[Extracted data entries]

○ ○ ○ ○ ○

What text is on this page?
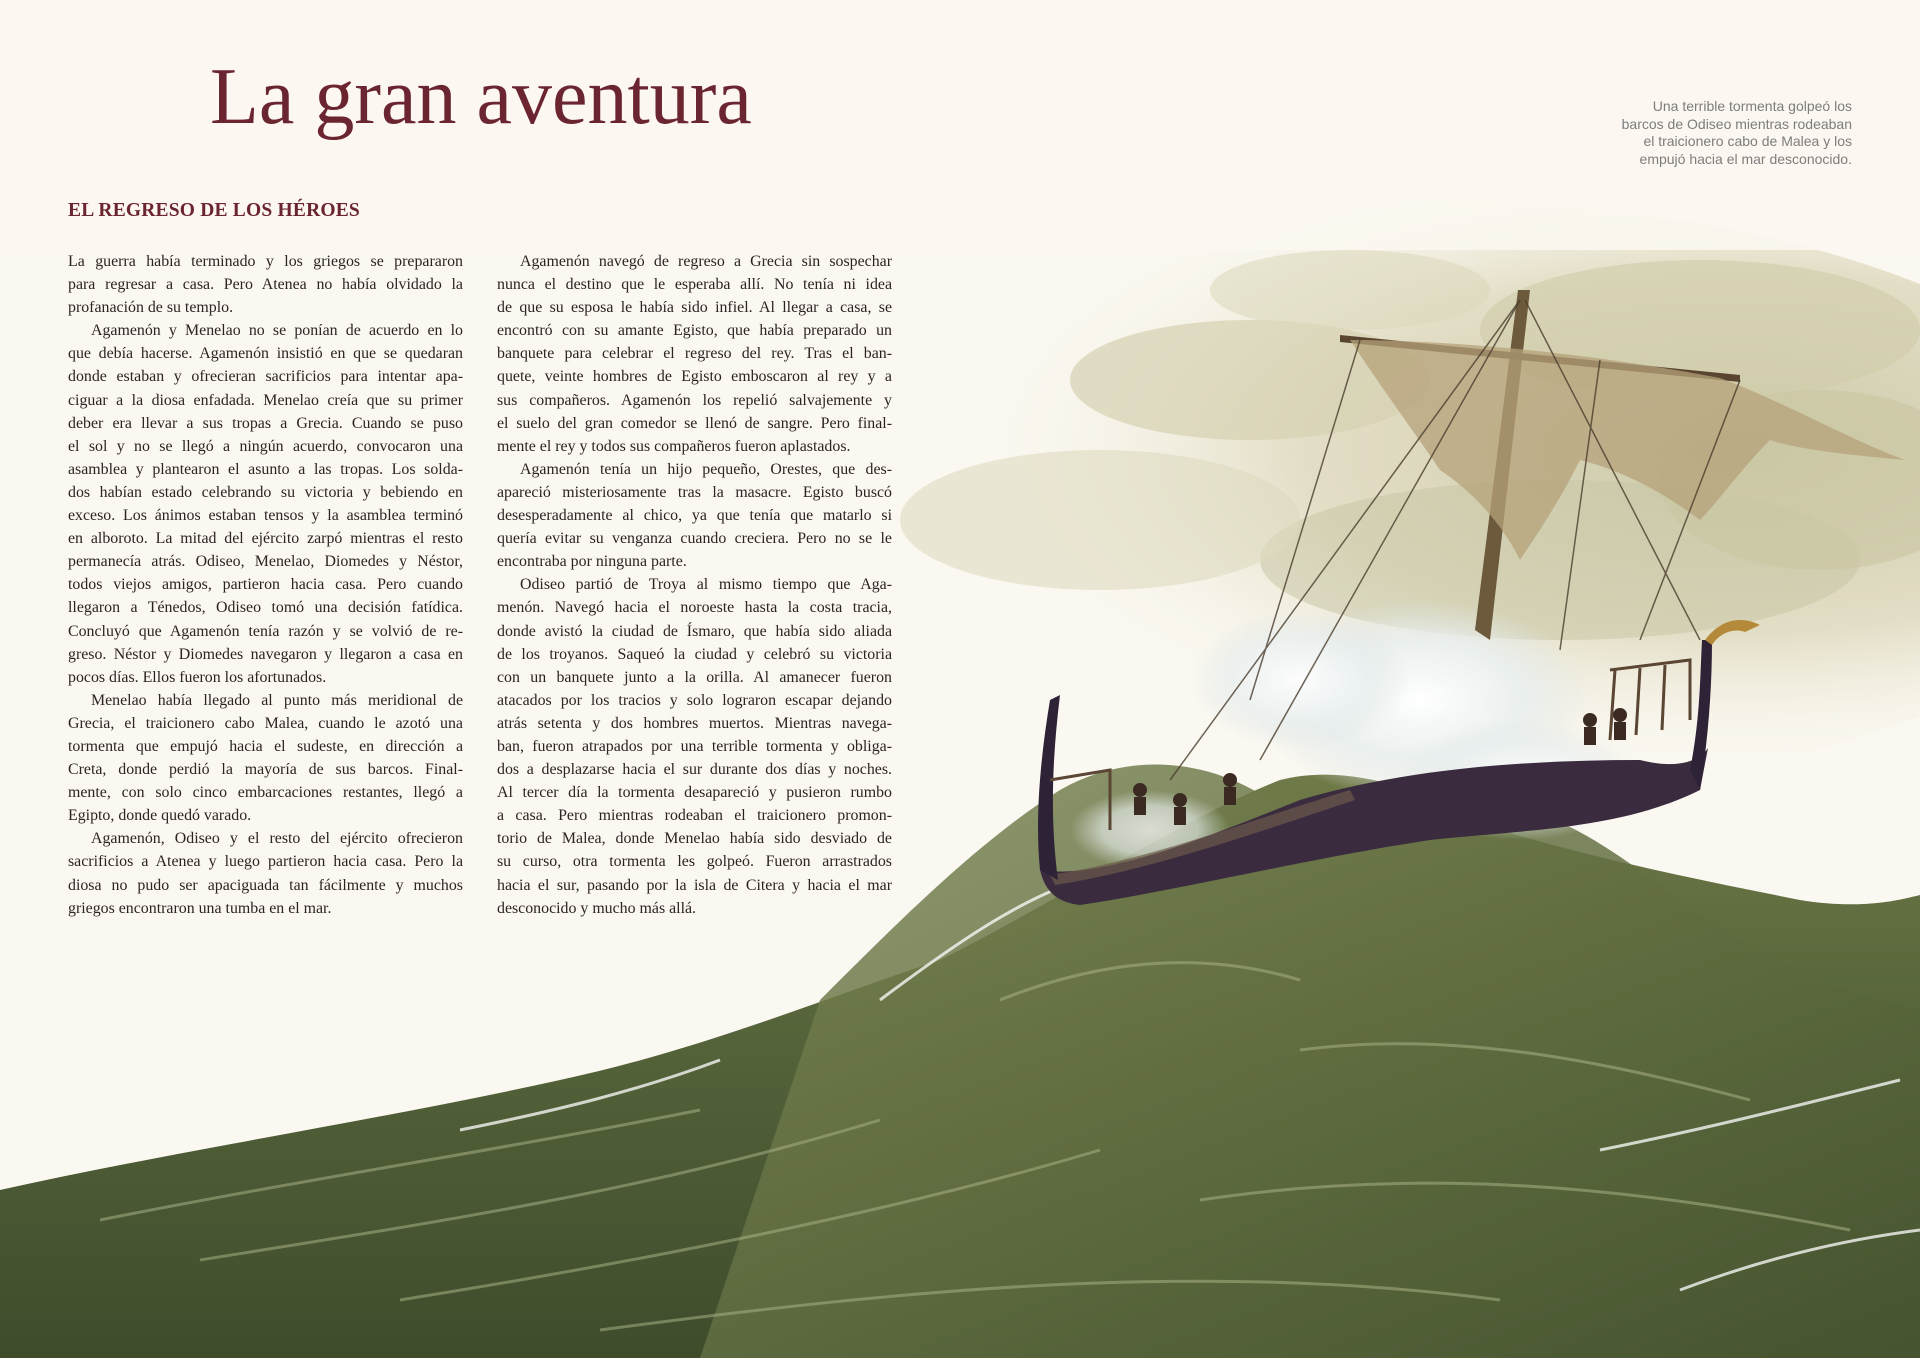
La gran aventura	Una terrible tormenta golpeó los
barcos de Odiseo mientras rodeaban
el traicionero cabo de Malea y los
empujó hacia el mar desconocido.
EL REGRESO DE LOS HÉROES
La guerra había terminado y los griegos se prepararon
para regresar a casa. Pero Atenea no había olvidado la
profanación de su templo.
Agamenón y Menelao no se ponían de acuerdo en lo
que debía hacerse. Agamenón insistió en que se quedaran
donde estaban y ofrecieran sacrificios para intentar apa-
ciguar a la diosa enfadada. Menelao creía que su primer
deber era llevar a sus tropas a Grecia. Cuando se puso
el sol y no se llegó a ningún acuerdo, convocaron una
asamblea y plantearon el asunto a las tropas. Los solda-
dos habían estado celebrando su victoria y bebiendo en
exceso. Los ánimos estaban tensos y la asamblea terminó
en alboroto. La mitad del ejército zarpó mientras el resto
permanecía atrás. Odiseo, Menelao, Diomedes y Néstor,
todos viejos amigos, partieron hacia casa. Pero cuando
llegaron a Ténedos, Odiseo tomó una decisión fatídica.
Concluyó que Agamenón tenía razón y se volvió de re-
greso. Néstor y Diomedes navegaron y llegaron a casa en
pocos días. Ellos fueron los afortunados.
Menelao había llegado al punto más meridional de
Grecia, el traicionero cabo Malea, cuando le azotó una
tormenta que empujó hacia el sudeste, en dirección a
Creta, donde perdió la mayoría de sus barcos. Final-
mente, con solo cinco embarcaciones restantes, llegó a
Egipto, donde quedó varado.
Agamenón, Odiseo y el resto del ejército ofrecieron
sacrificios a Atenea y luego partieron hacia casa. Pero la
diosa no pudo ser apaciguada tan fácilmente y muchos
griegos encontraron una tumba en el mar.
Agamenón navegó de regreso a Grecia sin sospechar
nunca el destino que le esperaba allí. No tenía ni idea
de que su esposa le había sido infiel. Al llegar a casa, se
encontró con su amante Egisto, que había preparado un
banquete para celebrar el regreso del rey. Tras el ban-
quete, veinte hombres de Egisto emboscaron al rey y a
sus compañeros. Agamenón los repelió salvajemente y
el suelo del gran comedor se llenó de sangre. Pero final-
mente el rey y todos sus compañeros fueron aplastados.
Agamenón tenía un hijo pequeño, Orestes, que des-
apareció misteriosamente tras la masacre. Egisto buscó
desesperadamente al chico, ya que tenía que matarlo si
quería evitar su venganza cuando creciera. Pero no se le
encontraba por ninguna parte.
Odiseo partió de Troya al mismo tiempo que Aga-
menón. Navegó hacia el noroeste hasta la costa tracia,
donde avistó la ciudad de Ísmaro, que había sido aliada
de los troyanos. Saqueó la ciudad y celebró su victoria
con un banquete junto a la orilla. Al amanecer fueron
atacados por los tracios y solo lograron escapar dejando
atrás setenta y dos hombres muertos. Mientras navega-
ban, fueron atrapados por una terrible tormenta y obliga-
dos a desplazarse hacia el sur durante dos días y noches.
Al tercer día la tormenta desapareció y pusieron rumbo
a casa. Pero mientras rodeaban el traicionero promon-
torio de Malea, donde Menelao había sido desviado de
su curso, otra tormenta les golpeó. Fueron arrastrados
hacia el sur, pasando por la isla de Citera y hacia el mar
desconocido y mucho más allá.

○ ○ ○ ○ ○

__Directions__: Look over the listing. Pull out every line with the string "barcos" in it.

__Expected answer__:
barcos de Odiseo mientras rodeaban
Creta, donde perdió la mayoría de sus barcos. Final-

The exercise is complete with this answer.